-- BEGIN PROVIDED DATA --
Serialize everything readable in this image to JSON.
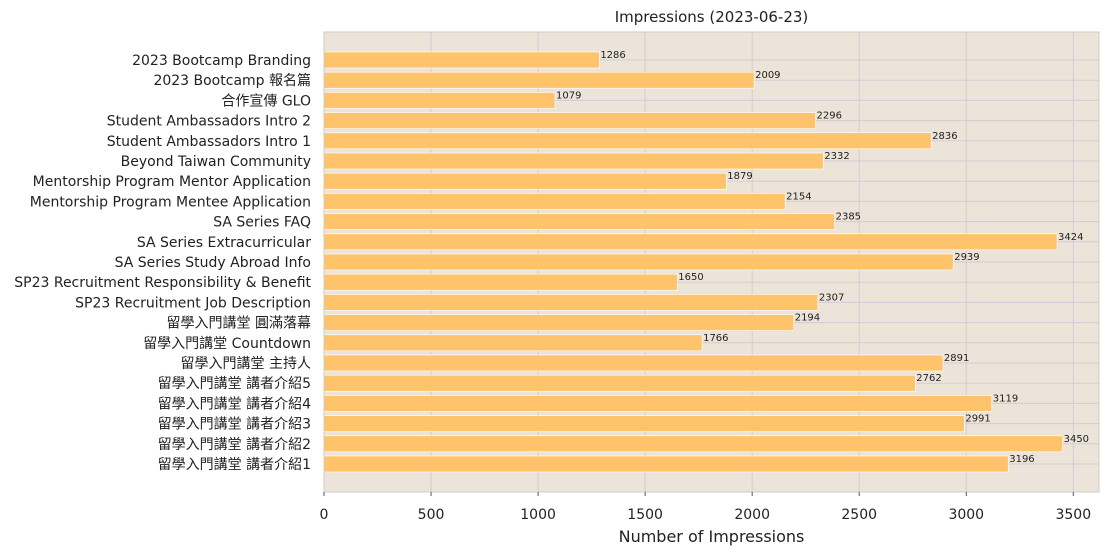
{
  "chart_data": {
    "type": "bar",
    "orientation": "horizontal",
    "title": "Impressions (2023-06-23)",
    "xlabel": "Number of Impressions",
    "ylabel": "",
    "xlim": [
      0,
      3620
    ],
    "xticks": [
      0,
      500,
      1000,
      1500,
      2000,
      2500,
      3000,
      3500
    ],
    "grid": true,
    "colors": {
      "bar": "#ffc36b",
      "plot_background": "#ece4d8",
      "grid": "#d3cbd3",
      "axis_frame": "#cccccc"
    },
    "categories": [
      "2023 Bootcamp Branding",
      "2023 Bootcamp 報名篇",
      "合作宣傳 GLO",
      "Student Ambassadors Intro 2",
      "Student Ambassadors Intro 1",
      "Beyond Taiwan Community",
      "Mentorship Program Mentor Application",
      "Mentorship Program Mentee Application",
      "SA Series FAQ",
      "SA Series Extracurricular",
      "SA Series Study Abroad Info",
      "SP23 Recruitment Responsibility & Benefit",
      "SP23 Recruitment Job Description",
      "留學入門講堂 圓滿落幕",
      "留學入門講堂 Countdown",
      "留學入門講堂 主持人",
      "留學入門講堂 講者介紹5",
      "留學入門講堂 講者介紹4",
      "留學入門講堂 講者介紹3",
      "留學入門講堂 講者介紹2",
      "留學入門講堂 講者介紹1"
    ],
    "values": [
      1286,
      2009,
      1079,
      2296,
      2836,
      2332,
      1879,
      2154,
      2385,
      3424,
      2939,
      1650,
      2307,
      2194,
      1766,
      2891,
      2762,
      3119,
      2991,
      3450,
      3196
    ]
  }
}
-- END PROVIDED DATA --
■ WHAT NEEDS TO BE DONE
Restate the records word for word, omitting images.

■ ANSWER IN FULL
Serialize everything readable in this image to JSON.
{
  "chart_data": {
    "type": "bar",
    "orientation": "horizontal",
    "title": "Impressions (2023-06-23)",
    "xlabel": "Number of Impressions",
    "ylabel": "",
    "xlim": [
      0,
      3620
    ],
    "xticks": [
      0,
      500,
      1000,
      1500,
      2000,
      2500,
      3000,
      3500
    ],
    "grid": true,
    "colors": {
      "bar": "#ffc36b",
      "plot_background": "#ece4d8",
      "grid": "#d3cbd3",
      "axis_frame": "#cccccc"
    },
    "categories": [
      "2023 Bootcamp Branding",
      "2023 Bootcamp 報名篇",
      "合作宣傳 GLO",
      "Student Ambassadors Intro 2",
      "Student Ambassadors Intro 1",
      "Beyond Taiwan Community",
      "Mentorship Program Mentor Application",
      "Mentorship Program Mentee Application",
      "SA Series FAQ",
      "SA Series Extracurricular",
      "SA Series Study Abroad Info",
      "SP23 Recruitment Responsibility & Benefit",
      "SP23 Recruitment Job Description",
      "留學入門講堂 圓滿落幕",
      "留學入門講堂 Countdown",
      "留學入門講堂 主持人",
      "留學入門講堂 講者介紹5",
      "留學入門講堂 講者介紹4",
      "留學入門講堂 講者介紹3",
      "留學入門講堂 講者介紹2",
      "留學入門講堂 講者介紹1"
    ],
    "values": [
      1286,
      2009,
      1079,
      2296,
      2836,
      2332,
      1879,
      2154,
      2385,
      3424,
      2939,
      1650,
      2307,
      2194,
      1766,
      2891,
      2762,
      3119,
      2991,
      3450,
      3196
    ]
  }
}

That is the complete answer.